> [Short problem] Locate every line in the records below that holds the word "paid" and return each one.

[Records about charts and figures]
----
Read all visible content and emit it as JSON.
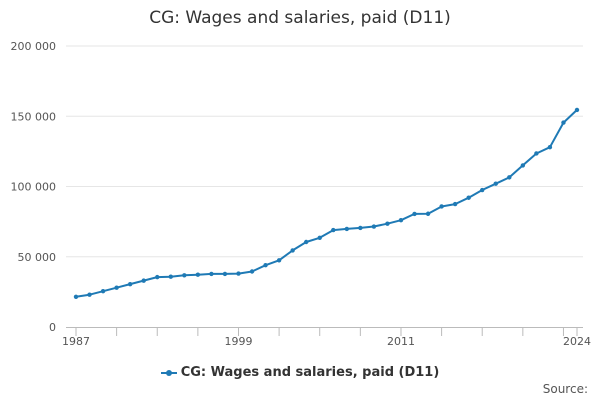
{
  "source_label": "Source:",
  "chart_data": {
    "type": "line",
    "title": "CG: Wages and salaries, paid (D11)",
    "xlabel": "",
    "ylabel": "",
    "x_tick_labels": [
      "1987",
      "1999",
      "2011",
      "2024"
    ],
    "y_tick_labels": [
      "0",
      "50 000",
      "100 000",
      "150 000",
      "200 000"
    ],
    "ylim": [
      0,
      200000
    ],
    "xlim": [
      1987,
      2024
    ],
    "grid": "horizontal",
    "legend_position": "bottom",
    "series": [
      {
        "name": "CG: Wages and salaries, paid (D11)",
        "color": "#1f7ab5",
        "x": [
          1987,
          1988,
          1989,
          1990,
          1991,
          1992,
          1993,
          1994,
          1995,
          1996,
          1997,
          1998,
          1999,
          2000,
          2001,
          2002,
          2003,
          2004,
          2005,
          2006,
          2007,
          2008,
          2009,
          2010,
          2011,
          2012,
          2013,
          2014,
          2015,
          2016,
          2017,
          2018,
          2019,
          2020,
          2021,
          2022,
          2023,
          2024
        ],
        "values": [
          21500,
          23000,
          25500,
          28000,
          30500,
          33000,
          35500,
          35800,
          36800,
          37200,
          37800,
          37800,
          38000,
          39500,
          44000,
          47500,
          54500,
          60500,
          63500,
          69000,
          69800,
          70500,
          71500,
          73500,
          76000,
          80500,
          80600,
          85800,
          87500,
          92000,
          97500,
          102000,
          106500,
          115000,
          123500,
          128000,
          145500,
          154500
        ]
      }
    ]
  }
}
----
> [Result of this exercise]
    "title": "CG: Wages and salaries, paid (D11)",
        "name": "CG: Wages and salaries, paid (D11)",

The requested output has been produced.